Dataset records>

════════════════

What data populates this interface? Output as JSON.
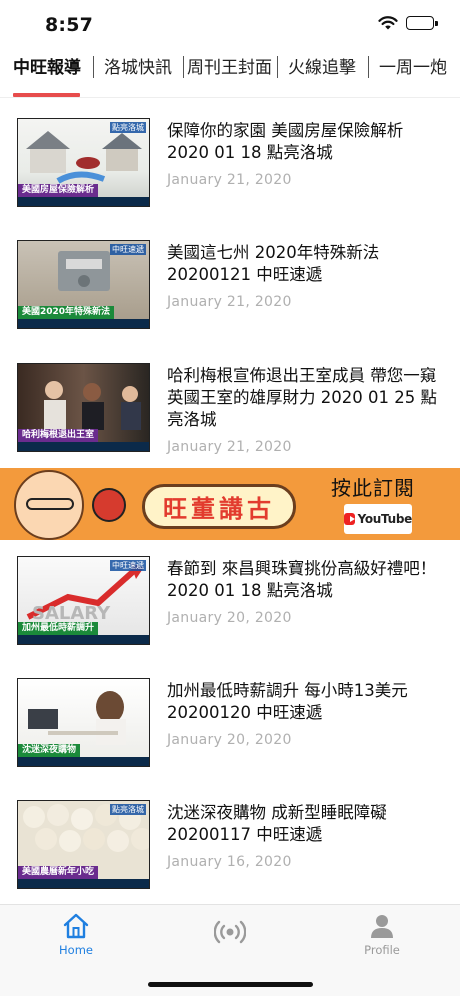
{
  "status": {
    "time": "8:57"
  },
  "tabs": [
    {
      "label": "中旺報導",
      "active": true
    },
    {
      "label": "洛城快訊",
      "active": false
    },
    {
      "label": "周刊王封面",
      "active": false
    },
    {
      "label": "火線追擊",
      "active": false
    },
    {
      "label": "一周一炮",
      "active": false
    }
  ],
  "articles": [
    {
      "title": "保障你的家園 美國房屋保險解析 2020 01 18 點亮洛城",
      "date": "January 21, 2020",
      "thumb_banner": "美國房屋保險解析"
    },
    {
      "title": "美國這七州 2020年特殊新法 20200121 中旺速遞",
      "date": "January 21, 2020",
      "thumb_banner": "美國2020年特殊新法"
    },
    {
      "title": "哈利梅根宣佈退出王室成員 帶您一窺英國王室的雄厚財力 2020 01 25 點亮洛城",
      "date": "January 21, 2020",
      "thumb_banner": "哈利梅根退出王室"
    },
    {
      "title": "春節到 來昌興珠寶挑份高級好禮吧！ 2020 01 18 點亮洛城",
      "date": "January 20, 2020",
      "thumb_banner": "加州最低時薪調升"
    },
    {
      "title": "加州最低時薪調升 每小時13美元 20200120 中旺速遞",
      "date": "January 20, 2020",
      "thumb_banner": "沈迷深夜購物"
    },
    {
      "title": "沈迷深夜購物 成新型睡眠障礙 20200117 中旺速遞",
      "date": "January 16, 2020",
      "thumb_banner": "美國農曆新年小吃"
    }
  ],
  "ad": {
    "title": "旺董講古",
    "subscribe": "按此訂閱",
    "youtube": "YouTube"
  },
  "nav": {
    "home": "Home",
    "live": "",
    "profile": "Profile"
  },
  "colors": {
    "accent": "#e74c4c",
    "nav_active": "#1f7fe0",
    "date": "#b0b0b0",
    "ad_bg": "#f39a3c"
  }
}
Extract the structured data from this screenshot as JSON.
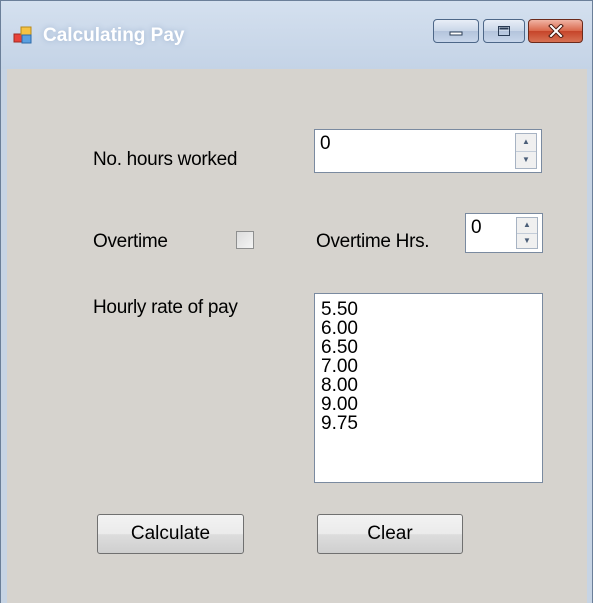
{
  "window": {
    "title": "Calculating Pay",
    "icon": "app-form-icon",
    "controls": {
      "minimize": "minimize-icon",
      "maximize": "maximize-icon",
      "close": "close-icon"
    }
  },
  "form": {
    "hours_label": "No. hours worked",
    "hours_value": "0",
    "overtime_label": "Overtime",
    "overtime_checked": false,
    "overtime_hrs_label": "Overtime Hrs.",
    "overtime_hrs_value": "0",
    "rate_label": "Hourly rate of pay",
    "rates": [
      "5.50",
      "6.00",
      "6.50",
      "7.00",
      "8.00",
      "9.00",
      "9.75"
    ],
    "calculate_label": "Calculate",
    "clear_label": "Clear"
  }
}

════════════════

DIRECTIONS FOR THIS TASK> Copy every entry exactly as written. Pictures are excluded.

WRITTEN SOLUTION>
What data populates this interface? Output as JSON.
{
  "status": {
    "time": "8:57"
  },
  "tabs": [
    {
      "label": "中旺報導",
      "active": true
    },
    {
      "label": "洛城快訊",
      "active": false
    },
    {
      "label": "周刊王封面",
      "active": false
    },
    {
      "label": "火線追擊",
      "active": false
    },
    {
      "label": "一周一炮",
      "active": false
    }
  ],
  "articles": [
    {
      "title": "保障你的家園 美國房屋保險解析 2020 01 18 點亮洛城",
      "date": "January 21, 2020",
      "thumb_banner": "美國房屋保險解析"
    },
    {
      "title": "美國這七州 2020年特殊新法 20200121 中旺速遞",
      "date": "January 21, 2020",
      "thumb_banner": "美國2020年特殊新法"
    },
    {
      "title": "哈利梅根宣佈退出王室成員 帶您一窺英國王室的雄厚財力 2020 01 25 點亮洛城",
      "date": "January 21, 2020",
      "thumb_banner": "哈利梅根退出王室"
    },
    {
      "title": "春節到 來昌興珠寶挑份高級好禮吧！ 2020 01 18 點亮洛城",
      "date": "January 20, 2020",
      "thumb_banner": "加州最低時薪調升"
    },
    {
      "title": "加州最低時薪調升 每小時13美元 20200120 中旺速遞",
      "date": "January 20, 2020",
      "thumb_banner": "沈迷深夜購物"
    },
    {
      "title": "沈迷深夜購物 成新型睡眠障礙 20200117 中旺速遞",
      "date": "January 16, 2020",
      "thumb_banner": "美國農曆新年小吃"
    }
  ],
  "ad": {
    "title": "旺董講古",
    "subscribe": "按此訂閱",
    "youtube": "YouTube"
  },
  "nav": {
    "home": "Home",
    "live": "",
    "profile": "Profile"
  },
  "colors": {
    "accent": "#e74c4c",
    "nav_active": "#1f7fe0",
    "date": "#b0b0b0",
    "ad_bg": "#f39a3c"
  }
}
Extract the structured data from this screenshot as JSON.
{
  "window": {
    "title": "Calculating Pay",
    "icon": "app-form-icon",
    "controls": {
      "minimize": "minimize-icon",
      "maximize": "maximize-icon",
      "close": "close-icon"
    }
  },
  "form": {
    "hours_label": "No. hours worked",
    "hours_value": "0",
    "overtime_label": "Overtime",
    "overtime_checked": false,
    "overtime_hrs_label": "Overtime Hrs.",
    "overtime_hrs_value": "0",
    "rate_label": "Hourly rate of pay",
    "rates": [
      "5.50",
      "6.00",
      "6.50",
      "7.00",
      "8.00",
      "9.00",
      "9.75"
    ],
    "calculate_label": "Calculate",
    "clear_label": "Clear"
  }
}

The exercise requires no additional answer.